**Exercise requirements:**
Give the data a second time, exactly and in full.

** Begin Stored data **

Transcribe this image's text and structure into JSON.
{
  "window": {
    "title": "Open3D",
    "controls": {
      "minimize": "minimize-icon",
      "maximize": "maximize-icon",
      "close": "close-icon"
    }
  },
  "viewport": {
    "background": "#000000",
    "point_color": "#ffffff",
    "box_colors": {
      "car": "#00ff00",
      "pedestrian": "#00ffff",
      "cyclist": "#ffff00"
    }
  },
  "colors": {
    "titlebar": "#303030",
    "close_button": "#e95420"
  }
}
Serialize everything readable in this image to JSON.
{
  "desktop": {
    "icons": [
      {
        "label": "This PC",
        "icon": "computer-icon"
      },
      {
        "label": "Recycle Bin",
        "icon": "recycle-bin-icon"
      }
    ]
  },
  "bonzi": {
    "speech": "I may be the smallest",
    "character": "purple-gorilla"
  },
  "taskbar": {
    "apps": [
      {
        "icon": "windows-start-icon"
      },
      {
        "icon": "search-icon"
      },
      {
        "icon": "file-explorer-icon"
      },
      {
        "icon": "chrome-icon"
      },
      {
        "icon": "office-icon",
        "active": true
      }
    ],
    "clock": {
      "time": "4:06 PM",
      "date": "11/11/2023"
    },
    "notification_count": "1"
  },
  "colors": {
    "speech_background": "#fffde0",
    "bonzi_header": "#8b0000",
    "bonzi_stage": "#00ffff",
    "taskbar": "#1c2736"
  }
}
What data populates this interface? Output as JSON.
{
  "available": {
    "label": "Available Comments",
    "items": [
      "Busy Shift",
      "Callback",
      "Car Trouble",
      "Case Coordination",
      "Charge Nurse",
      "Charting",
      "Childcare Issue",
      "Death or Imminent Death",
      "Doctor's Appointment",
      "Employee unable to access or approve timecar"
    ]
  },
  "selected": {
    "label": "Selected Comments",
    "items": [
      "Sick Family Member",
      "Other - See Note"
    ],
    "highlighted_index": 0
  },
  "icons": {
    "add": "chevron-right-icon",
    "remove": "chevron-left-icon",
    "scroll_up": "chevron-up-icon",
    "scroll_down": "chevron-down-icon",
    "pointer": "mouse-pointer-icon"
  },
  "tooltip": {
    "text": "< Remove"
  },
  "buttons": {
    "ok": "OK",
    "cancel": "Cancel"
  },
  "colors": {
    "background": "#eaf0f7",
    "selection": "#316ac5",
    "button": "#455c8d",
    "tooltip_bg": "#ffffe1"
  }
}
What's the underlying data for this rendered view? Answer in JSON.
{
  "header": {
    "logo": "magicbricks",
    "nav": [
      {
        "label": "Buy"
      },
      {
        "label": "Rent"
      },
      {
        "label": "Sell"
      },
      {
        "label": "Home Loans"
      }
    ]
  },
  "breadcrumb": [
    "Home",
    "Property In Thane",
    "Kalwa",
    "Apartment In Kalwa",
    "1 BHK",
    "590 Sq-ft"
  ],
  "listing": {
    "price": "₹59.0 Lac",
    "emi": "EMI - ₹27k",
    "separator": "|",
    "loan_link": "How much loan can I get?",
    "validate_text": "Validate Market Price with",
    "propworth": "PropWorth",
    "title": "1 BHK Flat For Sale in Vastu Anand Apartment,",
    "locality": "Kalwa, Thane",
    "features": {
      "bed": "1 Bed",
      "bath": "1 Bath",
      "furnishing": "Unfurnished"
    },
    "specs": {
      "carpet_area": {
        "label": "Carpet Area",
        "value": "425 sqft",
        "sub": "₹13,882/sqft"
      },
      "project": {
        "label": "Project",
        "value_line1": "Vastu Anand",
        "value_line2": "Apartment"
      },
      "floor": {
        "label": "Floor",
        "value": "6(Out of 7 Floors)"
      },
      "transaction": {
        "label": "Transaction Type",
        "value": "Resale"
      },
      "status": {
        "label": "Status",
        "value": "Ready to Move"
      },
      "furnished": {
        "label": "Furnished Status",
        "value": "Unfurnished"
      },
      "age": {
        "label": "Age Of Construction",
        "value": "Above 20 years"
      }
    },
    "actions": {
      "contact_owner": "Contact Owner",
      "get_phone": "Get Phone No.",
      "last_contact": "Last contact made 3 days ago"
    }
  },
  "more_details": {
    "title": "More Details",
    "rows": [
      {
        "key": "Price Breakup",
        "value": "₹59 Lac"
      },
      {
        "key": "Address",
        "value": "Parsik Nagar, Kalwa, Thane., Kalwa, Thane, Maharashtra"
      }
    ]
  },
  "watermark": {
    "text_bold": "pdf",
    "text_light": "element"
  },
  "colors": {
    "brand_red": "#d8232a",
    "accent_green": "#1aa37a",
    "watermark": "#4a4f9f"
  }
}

** End Stored data **

**Completed exercise:**
Transcribe this image's text and structure into JSON.
{
  "window": {
    "title": "Open3D",
    "controls": {
      "minimize": "minimize-icon",
      "maximize": "maximize-icon",
      "close": "close-icon"
    }
  },
  "viewport": {
    "background": "#000000",
    "point_color": "#ffffff",
    "box_colors": {
      "car": "#00ff00",
      "pedestrian": "#00ffff",
      "cyclist": "#ffff00"
    }
  },
  "colors": {
    "titlebar": "#303030",
    "close_button": "#e95420"
  }
}
Serialize everything readable in this image to JSON.
{
  "desktop": {
    "icons": [
      {
        "label": "This PC",
        "icon": "computer-icon"
      },
      {
        "label": "Recycle Bin",
        "icon": "recycle-bin-icon"
      }
    ]
  },
  "bonzi": {
    "speech": "I may be the smallest",
    "character": "purple-gorilla"
  },
  "taskbar": {
    "apps": [
      {
        "icon": "windows-start-icon"
      },
      {
        "icon": "search-icon"
      },
      {
        "icon": "file-explorer-icon"
      },
      {
        "icon": "chrome-icon"
      },
      {
        "icon": "office-icon",
        "active": true
      }
    ],
    "clock": {
      "time": "4:06 PM",
      "date": "11/11/2023"
    },
    "notification_count": "1"
  },
  "colors": {
    "speech_background": "#fffde0",
    "bonzi_header": "#8b0000",
    "bonzi_stage": "#00ffff",
    "taskbar": "#1c2736"
  }
}
What data populates this interface? Output as JSON.
{
  "available": {
    "label": "Available Comments",
    "items": [
      "Busy Shift",
      "Callback",
      "Car Trouble",
      "Case Coordination",
      "Charge Nurse",
      "Charting",
      "Childcare Issue",
      "Death or Imminent Death",
      "Doctor's Appointment",
      "Employee unable to access or approve timecar"
    ]
  },
  "selected": {
    "label": "Selected Comments",
    "items": [
      "Sick Family Member",
      "Other - See Note"
    ],
    "highlighted_index": 0
  },
  "icons": {
    "add": "chevron-right-icon",
    "remove": "chevron-left-icon",
    "scroll_up": "chevron-up-icon",
    "scroll_down": "chevron-down-icon",
    "pointer": "mouse-pointer-icon"
  },
  "tooltip": {
    "text": "< Remove"
  },
  "buttons": {
    "ok": "OK",
    "cancel": "Cancel"
  },
  "colors": {
    "background": "#eaf0f7",
    "selection": "#316ac5",
    "button": "#455c8d",
    "tooltip_bg": "#ffffe1"
  }
}
What's the underlying data for this rendered view? Answer in JSON.
{
  "header": {
    "logo": "magicbricks",
    "nav": [
      {
        "label": "Buy"
      },
      {
        "label": "Rent"
      },
      {
        "label": "Sell"
      },
      {
        "label": "Home Loans"
      }
    ]
  },
  "breadcrumb": [
    "Home",
    "Property In Thane",
    "Kalwa",
    "Apartment In Kalwa",
    "1 BHK",
    "590 Sq-ft"
  ],
  "listing": {
    "price": "₹59.0 Lac",
    "emi": "EMI - ₹27k",
    "separator": "|",
    "loan_link": "How much loan can I get?",
    "validate_text": "Validate Market Price with",
    "propworth": "PropWorth",
    "title": "1 BHK Flat For Sale in Vastu Anand Apartment,",
    "locality": "Kalwa, Thane",
    "features": {
      "bed": "1 Bed",
      "bath": "1 Bath",
      "furnishing": "Unfurnished"
    },
    "specs": {
      "carpet_area": {
        "label": "Carpet Area",
        "value": "425 sqft",
        "sub": "₹13,882/sqft"
      },
      "project": {
        "label": "Project",
        "value_line1": "Vastu Anand",
        "value_line2": "Apartment"
      },
      "floor": {
        "label": "Floor",
        "value": "6(Out of 7 Floors)"
      },
      "transaction": {
        "label": "Transaction Type",
        "value": "Resale"
      },
      "status": {
        "label": "Status",
        "value": "Ready to Move"
      },
      "furnished": {
        "label": "Furnished Status",
        "value": "Unfurnished"
      },
      "age": {
        "label": "Age Of Construction",
        "value": "Above 20 years"
      }
    },
    "actions": {
      "contact_owner": "Contact Owner",
      "get_phone": "Get Phone No.",
      "last_contact": "Last contact made 3 days ago"
    }
  },
  "more_details": {
    "title": "More Details",
    "rows": [
      {
        "key": "Price Breakup",
        "value": "₹59 Lac"
      },
      {
        "key": "Address",
        "value": "Parsik Nagar, Kalwa, Thane., Kalwa, Thane, Maharashtra"
      }
    ]
  },
  "watermark": {
    "text_bold": "pdf",
    "text_light": "element"
  },
  "colors": {
    "brand_red": "#d8232a",
    "accent_green": "#1aa37a",
    "watermark": "#4a4f9f"
  }
}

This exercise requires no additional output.